*What is asked:*
Word for word, set down the records and skip each picture.

— BEGIN Raw records —

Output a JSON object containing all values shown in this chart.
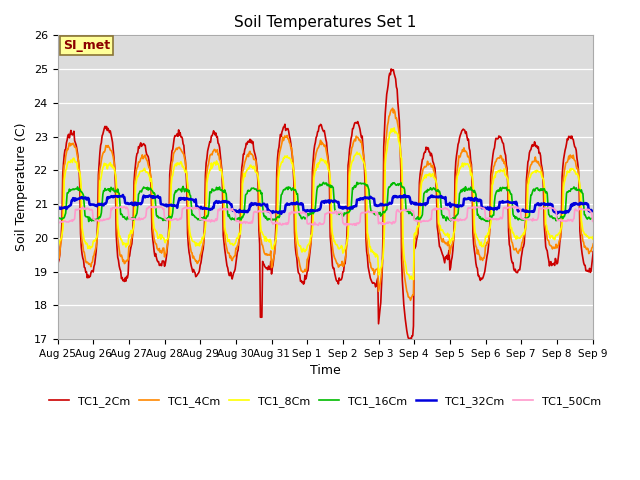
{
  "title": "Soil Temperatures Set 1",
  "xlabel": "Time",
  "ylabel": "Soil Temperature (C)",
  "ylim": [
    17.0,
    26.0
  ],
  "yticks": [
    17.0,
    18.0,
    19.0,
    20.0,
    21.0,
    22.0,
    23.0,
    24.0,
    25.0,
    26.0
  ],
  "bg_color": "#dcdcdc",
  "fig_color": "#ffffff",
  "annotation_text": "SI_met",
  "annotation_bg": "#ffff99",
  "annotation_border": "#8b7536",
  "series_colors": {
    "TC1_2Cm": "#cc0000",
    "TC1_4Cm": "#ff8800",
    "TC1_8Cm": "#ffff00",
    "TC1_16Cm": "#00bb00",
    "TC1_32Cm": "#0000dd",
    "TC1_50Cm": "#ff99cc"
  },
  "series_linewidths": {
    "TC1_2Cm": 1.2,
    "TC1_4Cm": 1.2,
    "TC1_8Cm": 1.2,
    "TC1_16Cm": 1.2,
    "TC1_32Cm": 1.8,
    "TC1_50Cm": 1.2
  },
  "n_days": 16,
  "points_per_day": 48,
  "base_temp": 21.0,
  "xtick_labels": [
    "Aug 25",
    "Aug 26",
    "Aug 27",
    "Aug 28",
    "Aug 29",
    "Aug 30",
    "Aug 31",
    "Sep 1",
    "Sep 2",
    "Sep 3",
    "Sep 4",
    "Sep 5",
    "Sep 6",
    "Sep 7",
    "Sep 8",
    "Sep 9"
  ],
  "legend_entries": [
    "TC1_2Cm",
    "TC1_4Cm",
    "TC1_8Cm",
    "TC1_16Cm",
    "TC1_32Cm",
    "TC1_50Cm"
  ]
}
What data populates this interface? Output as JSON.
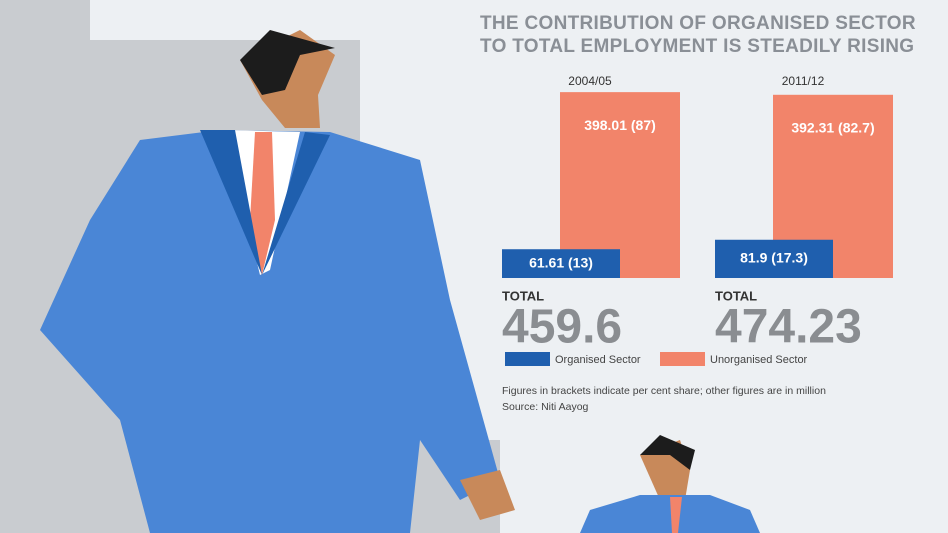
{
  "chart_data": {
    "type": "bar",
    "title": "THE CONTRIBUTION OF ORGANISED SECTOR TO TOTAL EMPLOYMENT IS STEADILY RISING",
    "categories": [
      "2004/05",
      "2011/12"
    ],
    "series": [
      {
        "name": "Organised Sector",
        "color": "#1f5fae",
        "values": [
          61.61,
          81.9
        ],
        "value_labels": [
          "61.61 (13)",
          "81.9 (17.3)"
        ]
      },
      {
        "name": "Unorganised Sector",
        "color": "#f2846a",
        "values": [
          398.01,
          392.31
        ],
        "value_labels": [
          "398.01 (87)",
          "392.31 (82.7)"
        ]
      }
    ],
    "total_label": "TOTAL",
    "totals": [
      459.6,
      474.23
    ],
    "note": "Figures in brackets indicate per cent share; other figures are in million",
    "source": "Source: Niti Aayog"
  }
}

— END Raw records —

*Answer to the problem:*
Output a JSON object containing all values shown in this chart.
{
  "title": "Soil Temperatures Set 1",
  "xlabel": "Time",
  "ylabel": "Soil Temperature (C)",
  "ylim": [
    17.0,
    26.0
  ],
  "yticks": [
    17.0,
    18.0,
    19.0,
    20.0,
    21.0,
    22.0,
    23.0,
    24.0,
    25.0,
    26.0
  ],
  "bg_color": "#dcdcdc",
  "fig_color": "#ffffff",
  "annotation_text": "SI_met",
  "annotation_bg": "#ffff99",
  "annotation_border": "#8b7536",
  "series_colors": {
    "TC1_2Cm": "#cc0000",
    "TC1_4Cm": "#ff8800",
    "TC1_8Cm": "#ffff00",
    "TC1_16Cm": "#00bb00",
    "TC1_32Cm": "#0000dd",
    "TC1_50Cm": "#ff99cc"
  },
  "series_linewidths": {
    "TC1_2Cm": 1.2,
    "TC1_4Cm": 1.2,
    "TC1_8Cm": 1.2,
    "TC1_16Cm": 1.2,
    "TC1_32Cm": 1.8,
    "TC1_50Cm": 1.2
  },
  "n_days": 16,
  "points_per_day": 48,
  "base_temp": 21.0,
  "xtick_labels": [
    "Aug 25",
    "Aug 26",
    "Aug 27",
    "Aug 28",
    "Aug 29",
    "Aug 30",
    "Aug 31",
    "Sep 1",
    "Sep 2",
    "Sep 3",
    "Sep 4",
    "Sep 5",
    "Sep 6",
    "Sep 7",
    "Sep 8",
    "Sep 9"
  ],
  "legend_entries": [
    "TC1_2Cm",
    "TC1_4Cm",
    "TC1_8Cm",
    "TC1_16Cm",
    "TC1_32Cm",
    "TC1_50Cm"
  ]
}
What data populates this interface? Output as JSON.
{
  "chart_data": {
    "type": "bar",
    "title": "THE CONTRIBUTION OF ORGANISED SECTOR TO TOTAL EMPLOYMENT IS STEADILY RISING",
    "categories": [
      "2004/05",
      "2011/12"
    ],
    "series": [
      {
        "name": "Organised Sector",
        "color": "#1f5fae",
        "values": [
          61.61,
          81.9
        ],
        "value_labels": [
          "61.61 (13)",
          "81.9 (17.3)"
        ]
      },
      {
        "name": "Unorganised Sector",
        "color": "#f2846a",
        "values": [
          398.01,
          392.31
        ],
        "value_labels": [
          "398.01 (87)",
          "392.31 (82.7)"
        ]
      }
    ],
    "total_label": "TOTAL",
    "totals": [
      459.6,
      474.23
    ],
    "note": "Figures in brackets indicate per cent share; other figures are in million",
    "source": "Source: Niti Aayog"
  }
}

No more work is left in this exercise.